> **DATA RECORDS**:
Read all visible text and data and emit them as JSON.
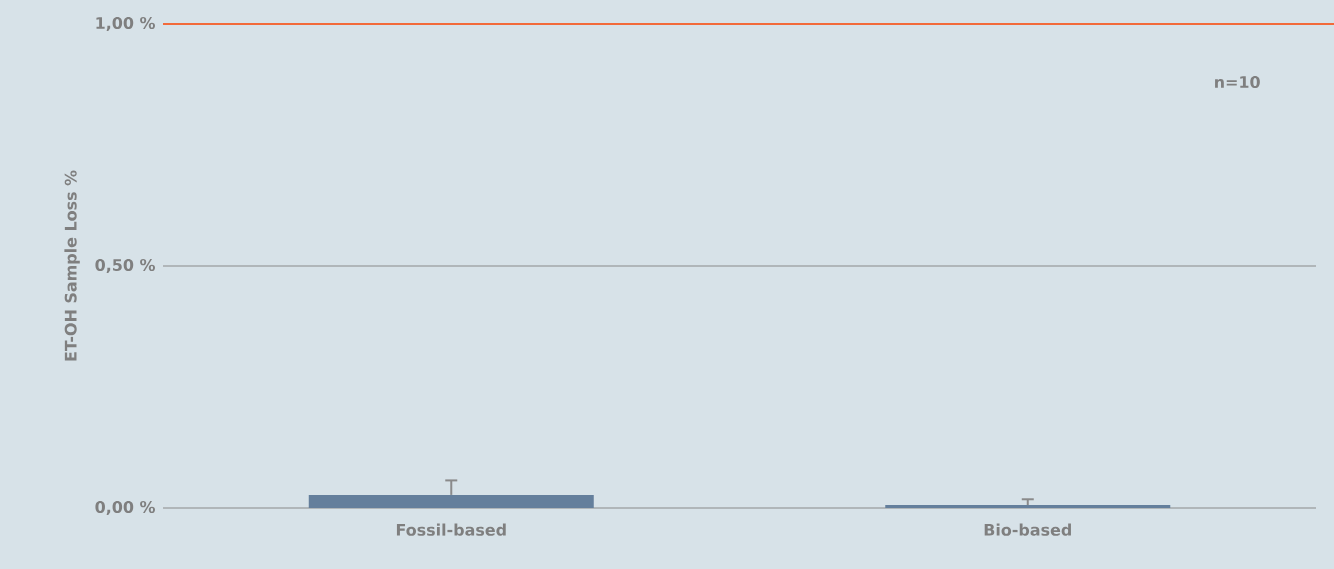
{
  "chart_data": {
    "type": "bar",
    "ylabel": "ET-OH Sample Loss %",
    "categories": [
      "Fossil-based",
      "Bio-based"
    ],
    "values": [
      0.027,
      0.006
    ],
    "errors": [
      [
        0.027,
        0.057
      ],
      [
        0.006,
        0.018
      ]
    ],
    "color": "#647f9c",
    "ylim": [
      0,
      1
    ],
    "yticks": [
      {
        "value": 0,
        "label": "0,00 %"
      },
      {
        "value": 0.5,
        "label": "0,50 %"
      },
      {
        "value": 1,
        "label": "1,00 %"
      }
    ],
    "grid": "y",
    "ref_lines": [
      {
        "axis": "y",
        "value": 1,
        "color": "#f26a3a"
      }
    ],
    "annotations": [
      "n=10"
    ]
  }
}
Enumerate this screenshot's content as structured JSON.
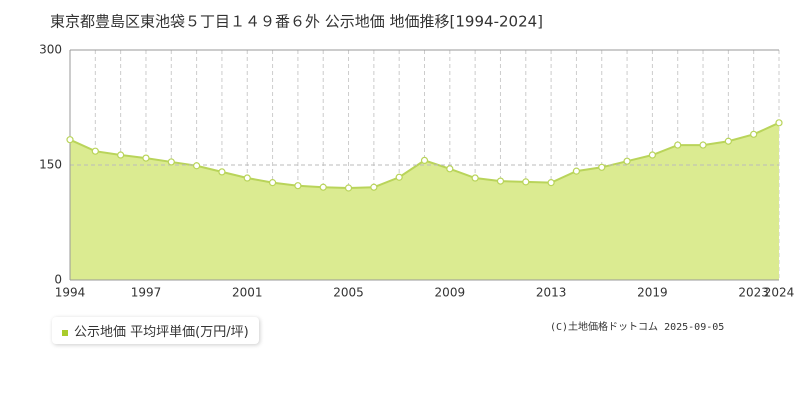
{
  "chart_data": {
    "type": "area",
    "title": "東京都豊島区東池袋５丁目１４９番６外 公示地価 地価推移[1994-2024]",
    "categories": [
      "1994",
      null,
      null,
      "1997",
      null,
      null,
      null,
      "2001",
      null,
      null,
      null,
      "2005",
      null,
      null,
      null,
      "2009",
      null,
      null,
      null,
      "2013",
      null,
      null,
      null,
      "2019",
      null,
      null,
      null,
      "2023",
      "2024"
    ],
    "series": [
      {
        "name": "公示地価 平均坪単価(万円/坪)",
        "color": "#a9cc2c",
        "values": [
          183,
          168,
          163,
          159,
          154,
          149,
          141,
          133,
          127,
          123,
          121,
          120,
          121,
          134,
          156,
          145,
          133,
          129,
          128,
          127,
          142,
          147,
          155,
          163,
          176,
          176,
          181,
          190,
          205
        ]
      }
    ],
    "ylim": [
      0,
      300
    ],
    "yticks": [
      0,
      150,
      300
    ],
    "grid": true,
    "fill_color": "#dbeb91",
    "line_color": "#b9d45a",
    "copyright": "(C)土地価格ドットコム 2025-09-05"
  }
}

> **TASK TO CARRY OUT**: Every record above should be written out again exactly; the pictures stay out of the copy.

> **FINISHED TASK**:
Read all visible text and data and emit them as JSON.
{
  "chart_data": {
    "type": "bar",
    "ylabel": "ET-OH Sample Loss %",
    "categories": [
      "Fossil-based",
      "Bio-based"
    ],
    "values": [
      0.027,
      0.006
    ],
    "errors": [
      [
        0.027,
        0.057
      ],
      [
        0.006,
        0.018
      ]
    ],
    "color": "#647f9c",
    "ylim": [
      0,
      1
    ],
    "yticks": [
      {
        "value": 0,
        "label": "0,00 %"
      },
      {
        "value": 0.5,
        "label": "0,50 %"
      },
      {
        "value": 1,
        "label": "1,00 %"
      }
    ],
    "grid": "y",
    "ref_lines": [
      {
        "axis": "y",
        "value": 1,
        "color": "#f26a3a"
      }
    ],
    "annotations": [
      "n=10"
    ]
  }
}
Enumerate this screenshot's content as structured JSON.
{
  "chart_data": {
    "type": "area",
    "title": "東京都豊島区東池袋５丁目１４９番６外 公示地価 地価推移[1994-2024]",
    "categories": [
      "1994",
      null,
      null,
      "1997",
      null,
      null,
      null,
      "2001",
      null,
      null,
      null,
      "2005",
      null,
      null,
      null,
      "2009",
      null,
      null,
      null,
      "2013",
      null,
      null,
      null,
      "2019",
      null,
      null,
      null,
      "2023",
      "2024"
    ],
    "series": [
      {
        "name": "公示地価 平均坪単価(万円/坪)",
        "color": "#a9cc2c",
        "values": [
          183,
          168,
          163,
          159,
          154,
          149,
          141,
          133,
          127,
          123,
          121,
          120,
          121,
          134,
          156,
          145,
          133,
          129,
          128,
          127,
          142,
          147,
          155,
          163,
          176,
          176,
          181,
          190,
          205
        ]
      }
    ],
    "ylim": [
      0,
      300
    ],
    "yticks": [
      0,
      150,
      300
    ],
    "grid": true,
    "fill_color": "#dbeb91",
    "line_color": "#b9d45a",
    "copyright": "(C)土地価格ドットコム 2025-09-05"
  }
}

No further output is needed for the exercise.